Exercise objective →
Find the string "this" in the records. Copy every line it appears in.

Working data →
******

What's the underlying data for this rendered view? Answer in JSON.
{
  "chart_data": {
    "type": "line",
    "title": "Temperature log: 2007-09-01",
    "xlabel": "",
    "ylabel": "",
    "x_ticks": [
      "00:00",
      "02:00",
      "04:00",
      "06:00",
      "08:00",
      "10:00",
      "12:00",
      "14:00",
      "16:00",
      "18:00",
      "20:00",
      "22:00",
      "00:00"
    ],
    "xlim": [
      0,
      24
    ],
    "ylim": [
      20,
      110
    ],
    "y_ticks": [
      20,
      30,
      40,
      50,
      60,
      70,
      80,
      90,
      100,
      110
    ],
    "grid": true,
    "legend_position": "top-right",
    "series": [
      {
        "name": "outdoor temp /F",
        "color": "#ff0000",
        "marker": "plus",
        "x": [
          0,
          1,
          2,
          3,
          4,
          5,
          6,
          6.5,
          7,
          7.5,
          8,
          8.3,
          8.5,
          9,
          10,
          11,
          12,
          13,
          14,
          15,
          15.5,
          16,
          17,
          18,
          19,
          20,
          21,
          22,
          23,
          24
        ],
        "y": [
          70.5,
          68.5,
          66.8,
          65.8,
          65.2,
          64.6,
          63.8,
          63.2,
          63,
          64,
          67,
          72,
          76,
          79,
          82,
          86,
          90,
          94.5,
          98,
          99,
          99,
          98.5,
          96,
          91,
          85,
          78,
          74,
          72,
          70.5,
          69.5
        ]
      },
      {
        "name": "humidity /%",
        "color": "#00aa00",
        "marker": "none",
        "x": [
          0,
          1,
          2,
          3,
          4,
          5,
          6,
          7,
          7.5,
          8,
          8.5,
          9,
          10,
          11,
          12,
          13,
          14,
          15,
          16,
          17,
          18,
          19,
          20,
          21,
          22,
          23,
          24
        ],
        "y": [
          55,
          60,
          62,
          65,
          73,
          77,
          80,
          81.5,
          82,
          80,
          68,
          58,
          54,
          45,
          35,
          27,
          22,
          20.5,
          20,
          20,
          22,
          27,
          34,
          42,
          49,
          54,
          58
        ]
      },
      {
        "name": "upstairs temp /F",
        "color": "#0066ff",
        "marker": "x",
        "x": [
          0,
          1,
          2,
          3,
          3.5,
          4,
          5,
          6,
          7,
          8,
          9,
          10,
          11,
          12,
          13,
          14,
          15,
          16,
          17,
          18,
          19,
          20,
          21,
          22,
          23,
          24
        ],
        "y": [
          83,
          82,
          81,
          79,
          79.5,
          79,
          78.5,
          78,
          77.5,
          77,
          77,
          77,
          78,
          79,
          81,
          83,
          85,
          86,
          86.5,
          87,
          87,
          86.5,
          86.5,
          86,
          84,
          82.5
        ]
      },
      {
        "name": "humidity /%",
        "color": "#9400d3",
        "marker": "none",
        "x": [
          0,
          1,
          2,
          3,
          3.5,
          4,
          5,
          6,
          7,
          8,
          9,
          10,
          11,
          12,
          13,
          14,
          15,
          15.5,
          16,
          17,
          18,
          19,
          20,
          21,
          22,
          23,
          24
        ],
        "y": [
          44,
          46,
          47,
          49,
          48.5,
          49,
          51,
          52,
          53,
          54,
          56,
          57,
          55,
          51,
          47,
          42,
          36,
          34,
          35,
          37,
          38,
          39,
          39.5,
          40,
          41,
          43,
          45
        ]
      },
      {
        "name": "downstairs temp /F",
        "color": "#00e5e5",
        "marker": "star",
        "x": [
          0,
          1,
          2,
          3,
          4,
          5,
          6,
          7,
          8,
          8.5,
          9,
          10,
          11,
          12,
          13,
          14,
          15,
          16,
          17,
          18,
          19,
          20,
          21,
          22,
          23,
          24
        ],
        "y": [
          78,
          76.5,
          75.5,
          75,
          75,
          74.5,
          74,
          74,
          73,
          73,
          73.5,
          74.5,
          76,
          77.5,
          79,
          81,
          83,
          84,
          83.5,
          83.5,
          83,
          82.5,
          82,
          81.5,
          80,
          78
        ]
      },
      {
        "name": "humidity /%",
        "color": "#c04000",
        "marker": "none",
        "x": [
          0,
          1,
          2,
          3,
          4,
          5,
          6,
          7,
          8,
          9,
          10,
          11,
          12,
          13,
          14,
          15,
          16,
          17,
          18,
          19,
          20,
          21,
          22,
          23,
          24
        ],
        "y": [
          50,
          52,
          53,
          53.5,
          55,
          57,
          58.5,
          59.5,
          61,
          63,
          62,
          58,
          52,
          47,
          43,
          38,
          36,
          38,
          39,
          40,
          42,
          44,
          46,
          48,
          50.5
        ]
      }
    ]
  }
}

******

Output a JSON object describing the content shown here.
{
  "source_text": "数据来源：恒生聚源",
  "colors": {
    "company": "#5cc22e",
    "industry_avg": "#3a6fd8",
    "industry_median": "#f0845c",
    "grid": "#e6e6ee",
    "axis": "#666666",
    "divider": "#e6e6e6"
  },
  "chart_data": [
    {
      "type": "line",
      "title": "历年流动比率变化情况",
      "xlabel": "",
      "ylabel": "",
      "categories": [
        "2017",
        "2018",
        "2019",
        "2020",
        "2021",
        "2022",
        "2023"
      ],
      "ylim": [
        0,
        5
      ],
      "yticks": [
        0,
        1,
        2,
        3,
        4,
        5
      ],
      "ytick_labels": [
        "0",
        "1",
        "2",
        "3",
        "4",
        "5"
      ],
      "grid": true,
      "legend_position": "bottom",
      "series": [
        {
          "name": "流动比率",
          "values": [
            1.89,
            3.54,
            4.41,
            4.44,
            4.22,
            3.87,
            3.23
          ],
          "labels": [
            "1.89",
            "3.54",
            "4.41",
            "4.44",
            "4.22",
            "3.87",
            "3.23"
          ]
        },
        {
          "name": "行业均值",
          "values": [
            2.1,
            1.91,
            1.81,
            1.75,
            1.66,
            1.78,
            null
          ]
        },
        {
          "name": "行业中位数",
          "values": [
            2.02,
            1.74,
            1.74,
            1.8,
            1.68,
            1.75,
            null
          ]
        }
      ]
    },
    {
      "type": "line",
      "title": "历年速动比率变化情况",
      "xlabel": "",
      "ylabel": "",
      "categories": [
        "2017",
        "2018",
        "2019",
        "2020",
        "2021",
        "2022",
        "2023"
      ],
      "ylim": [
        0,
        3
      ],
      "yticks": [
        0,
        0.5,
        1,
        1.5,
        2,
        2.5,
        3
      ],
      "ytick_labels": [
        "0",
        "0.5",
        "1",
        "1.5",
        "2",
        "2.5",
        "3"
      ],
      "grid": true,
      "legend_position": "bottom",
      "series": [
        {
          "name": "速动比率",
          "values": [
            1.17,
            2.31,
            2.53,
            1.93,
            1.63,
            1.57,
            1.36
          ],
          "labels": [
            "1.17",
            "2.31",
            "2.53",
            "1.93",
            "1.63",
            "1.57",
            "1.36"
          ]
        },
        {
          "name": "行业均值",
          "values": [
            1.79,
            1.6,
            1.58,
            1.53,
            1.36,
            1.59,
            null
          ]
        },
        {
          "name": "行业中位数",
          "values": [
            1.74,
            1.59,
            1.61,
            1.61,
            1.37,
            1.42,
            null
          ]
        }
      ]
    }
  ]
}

******

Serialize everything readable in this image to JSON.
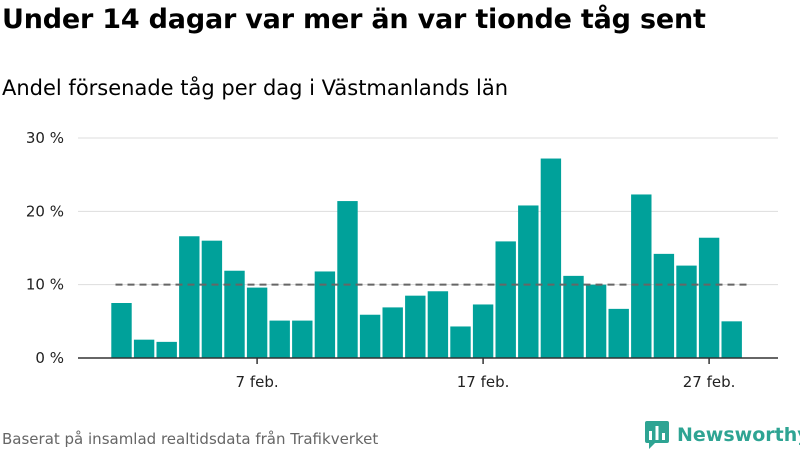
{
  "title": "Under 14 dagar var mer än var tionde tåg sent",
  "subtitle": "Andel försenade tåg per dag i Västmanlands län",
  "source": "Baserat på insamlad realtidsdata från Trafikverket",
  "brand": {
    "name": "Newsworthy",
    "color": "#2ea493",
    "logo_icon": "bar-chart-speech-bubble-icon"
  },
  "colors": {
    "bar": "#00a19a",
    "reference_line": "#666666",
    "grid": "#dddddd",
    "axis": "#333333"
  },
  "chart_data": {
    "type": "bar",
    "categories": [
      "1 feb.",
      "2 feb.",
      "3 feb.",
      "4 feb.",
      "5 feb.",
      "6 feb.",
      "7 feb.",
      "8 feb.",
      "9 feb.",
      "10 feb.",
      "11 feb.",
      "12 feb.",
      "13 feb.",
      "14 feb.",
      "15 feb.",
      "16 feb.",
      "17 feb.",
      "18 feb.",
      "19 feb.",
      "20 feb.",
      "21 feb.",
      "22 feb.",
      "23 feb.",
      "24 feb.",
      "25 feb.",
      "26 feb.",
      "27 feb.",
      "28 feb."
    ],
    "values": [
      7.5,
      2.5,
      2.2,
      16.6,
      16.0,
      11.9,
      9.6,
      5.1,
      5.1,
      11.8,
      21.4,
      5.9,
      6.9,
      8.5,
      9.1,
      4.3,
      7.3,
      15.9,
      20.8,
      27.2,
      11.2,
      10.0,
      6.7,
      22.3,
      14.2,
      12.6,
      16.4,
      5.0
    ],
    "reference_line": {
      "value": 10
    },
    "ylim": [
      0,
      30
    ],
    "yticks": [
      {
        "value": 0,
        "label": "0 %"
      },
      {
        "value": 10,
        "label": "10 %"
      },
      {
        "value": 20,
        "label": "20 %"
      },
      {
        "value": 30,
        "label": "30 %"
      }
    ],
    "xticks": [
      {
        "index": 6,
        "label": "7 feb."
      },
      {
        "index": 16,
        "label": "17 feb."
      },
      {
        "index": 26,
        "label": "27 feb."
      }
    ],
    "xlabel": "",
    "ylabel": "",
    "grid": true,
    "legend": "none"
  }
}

******

Task solution →
What's the underlying data for this rendered view? Answer in JSON.
Serialize everything readable in this image to JSON.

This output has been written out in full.